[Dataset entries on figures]
[BEGIN]

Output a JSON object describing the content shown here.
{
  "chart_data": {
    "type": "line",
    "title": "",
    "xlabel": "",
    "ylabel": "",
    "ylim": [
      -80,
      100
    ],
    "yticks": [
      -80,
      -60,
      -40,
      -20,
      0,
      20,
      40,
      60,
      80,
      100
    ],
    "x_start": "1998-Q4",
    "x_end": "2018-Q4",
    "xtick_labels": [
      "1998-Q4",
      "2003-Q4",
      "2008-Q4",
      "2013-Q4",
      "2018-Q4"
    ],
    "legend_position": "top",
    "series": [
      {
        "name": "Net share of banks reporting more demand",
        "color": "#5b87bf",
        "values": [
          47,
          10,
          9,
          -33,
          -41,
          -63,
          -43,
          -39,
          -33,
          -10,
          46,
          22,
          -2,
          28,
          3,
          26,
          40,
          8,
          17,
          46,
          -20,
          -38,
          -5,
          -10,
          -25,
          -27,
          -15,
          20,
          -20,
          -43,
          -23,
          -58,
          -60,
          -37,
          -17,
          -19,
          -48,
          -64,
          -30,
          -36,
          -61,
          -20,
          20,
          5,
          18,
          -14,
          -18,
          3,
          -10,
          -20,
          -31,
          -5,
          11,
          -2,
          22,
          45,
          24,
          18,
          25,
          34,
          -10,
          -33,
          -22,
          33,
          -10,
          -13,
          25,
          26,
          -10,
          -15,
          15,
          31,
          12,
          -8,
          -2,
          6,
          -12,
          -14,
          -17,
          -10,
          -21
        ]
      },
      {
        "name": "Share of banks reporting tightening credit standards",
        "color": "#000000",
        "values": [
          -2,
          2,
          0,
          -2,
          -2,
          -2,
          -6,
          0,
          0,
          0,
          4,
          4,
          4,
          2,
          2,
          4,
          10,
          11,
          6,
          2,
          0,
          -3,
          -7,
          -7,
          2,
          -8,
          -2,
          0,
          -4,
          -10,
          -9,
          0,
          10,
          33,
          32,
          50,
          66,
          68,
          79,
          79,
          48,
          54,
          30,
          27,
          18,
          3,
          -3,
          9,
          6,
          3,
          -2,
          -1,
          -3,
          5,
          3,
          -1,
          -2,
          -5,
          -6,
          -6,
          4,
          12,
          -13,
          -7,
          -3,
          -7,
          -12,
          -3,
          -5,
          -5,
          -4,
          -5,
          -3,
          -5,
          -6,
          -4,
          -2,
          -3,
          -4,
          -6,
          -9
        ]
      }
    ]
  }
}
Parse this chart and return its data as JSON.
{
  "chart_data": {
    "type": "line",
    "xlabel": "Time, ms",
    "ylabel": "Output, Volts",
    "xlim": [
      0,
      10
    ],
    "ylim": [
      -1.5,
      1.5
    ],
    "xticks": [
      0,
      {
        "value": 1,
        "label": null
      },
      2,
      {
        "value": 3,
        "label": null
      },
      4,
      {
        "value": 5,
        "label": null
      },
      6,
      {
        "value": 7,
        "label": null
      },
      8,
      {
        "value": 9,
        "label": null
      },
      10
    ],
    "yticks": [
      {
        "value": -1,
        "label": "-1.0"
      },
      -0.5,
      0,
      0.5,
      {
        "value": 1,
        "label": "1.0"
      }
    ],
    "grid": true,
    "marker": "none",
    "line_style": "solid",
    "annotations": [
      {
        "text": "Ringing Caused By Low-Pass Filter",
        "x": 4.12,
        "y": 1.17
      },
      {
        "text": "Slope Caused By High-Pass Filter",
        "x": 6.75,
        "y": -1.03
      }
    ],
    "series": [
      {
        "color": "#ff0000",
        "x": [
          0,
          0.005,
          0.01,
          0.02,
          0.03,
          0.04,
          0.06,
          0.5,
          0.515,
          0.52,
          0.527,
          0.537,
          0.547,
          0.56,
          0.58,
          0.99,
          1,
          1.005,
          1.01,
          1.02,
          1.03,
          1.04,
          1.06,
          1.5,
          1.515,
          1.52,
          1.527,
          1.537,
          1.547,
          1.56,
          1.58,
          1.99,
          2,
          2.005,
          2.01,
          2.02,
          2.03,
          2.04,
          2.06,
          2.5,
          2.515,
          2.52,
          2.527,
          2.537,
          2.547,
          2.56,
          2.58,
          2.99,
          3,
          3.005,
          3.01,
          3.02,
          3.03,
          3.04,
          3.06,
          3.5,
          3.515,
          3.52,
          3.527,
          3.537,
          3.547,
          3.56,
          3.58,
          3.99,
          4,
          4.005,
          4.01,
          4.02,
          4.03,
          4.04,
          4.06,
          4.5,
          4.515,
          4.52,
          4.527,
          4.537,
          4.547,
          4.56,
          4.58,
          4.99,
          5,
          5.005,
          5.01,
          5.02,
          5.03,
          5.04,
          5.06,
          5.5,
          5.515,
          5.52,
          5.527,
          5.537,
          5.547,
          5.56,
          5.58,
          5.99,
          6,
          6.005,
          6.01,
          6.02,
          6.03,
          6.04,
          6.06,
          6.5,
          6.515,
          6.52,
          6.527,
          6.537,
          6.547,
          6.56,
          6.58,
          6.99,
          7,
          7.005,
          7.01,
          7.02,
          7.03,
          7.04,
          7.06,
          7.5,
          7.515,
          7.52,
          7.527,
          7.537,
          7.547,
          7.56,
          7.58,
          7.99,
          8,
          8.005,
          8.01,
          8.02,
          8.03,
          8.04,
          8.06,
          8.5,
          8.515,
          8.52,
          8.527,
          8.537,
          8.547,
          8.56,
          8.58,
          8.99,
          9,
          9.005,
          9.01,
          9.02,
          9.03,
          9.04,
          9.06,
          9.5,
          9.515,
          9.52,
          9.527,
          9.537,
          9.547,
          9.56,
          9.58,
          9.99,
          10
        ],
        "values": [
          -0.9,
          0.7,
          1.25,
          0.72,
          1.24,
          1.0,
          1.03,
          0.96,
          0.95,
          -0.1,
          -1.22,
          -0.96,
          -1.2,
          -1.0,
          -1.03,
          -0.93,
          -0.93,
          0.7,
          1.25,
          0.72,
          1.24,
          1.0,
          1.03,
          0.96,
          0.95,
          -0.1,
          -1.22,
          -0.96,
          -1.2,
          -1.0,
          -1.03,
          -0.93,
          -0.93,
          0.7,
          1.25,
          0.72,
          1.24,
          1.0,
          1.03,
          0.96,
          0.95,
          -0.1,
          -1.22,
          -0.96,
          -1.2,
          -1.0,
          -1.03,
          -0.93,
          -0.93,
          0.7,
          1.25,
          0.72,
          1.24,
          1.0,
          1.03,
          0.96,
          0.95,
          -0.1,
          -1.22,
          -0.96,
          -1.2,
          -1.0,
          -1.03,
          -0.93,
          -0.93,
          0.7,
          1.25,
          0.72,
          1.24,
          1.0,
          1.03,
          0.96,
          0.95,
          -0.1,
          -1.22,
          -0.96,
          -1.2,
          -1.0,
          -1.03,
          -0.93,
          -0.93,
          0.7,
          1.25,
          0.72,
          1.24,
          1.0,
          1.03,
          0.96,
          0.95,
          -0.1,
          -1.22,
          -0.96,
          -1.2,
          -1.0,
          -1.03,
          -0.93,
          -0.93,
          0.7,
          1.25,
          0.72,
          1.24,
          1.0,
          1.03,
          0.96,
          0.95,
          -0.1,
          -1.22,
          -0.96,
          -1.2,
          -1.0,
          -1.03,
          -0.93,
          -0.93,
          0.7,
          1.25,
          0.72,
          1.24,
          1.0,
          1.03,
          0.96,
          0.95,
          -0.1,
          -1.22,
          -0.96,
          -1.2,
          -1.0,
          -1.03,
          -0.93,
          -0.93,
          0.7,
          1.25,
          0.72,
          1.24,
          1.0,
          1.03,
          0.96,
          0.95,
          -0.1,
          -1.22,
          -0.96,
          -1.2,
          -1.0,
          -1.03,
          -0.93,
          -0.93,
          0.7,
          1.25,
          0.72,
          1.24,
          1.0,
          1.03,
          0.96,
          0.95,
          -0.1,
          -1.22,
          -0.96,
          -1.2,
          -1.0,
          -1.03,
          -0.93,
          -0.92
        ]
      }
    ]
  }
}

[END]

INSTRUCTION
Go through the material above and count the lines that contain "text"; answer with the number alone.

TASK SOLUTION
2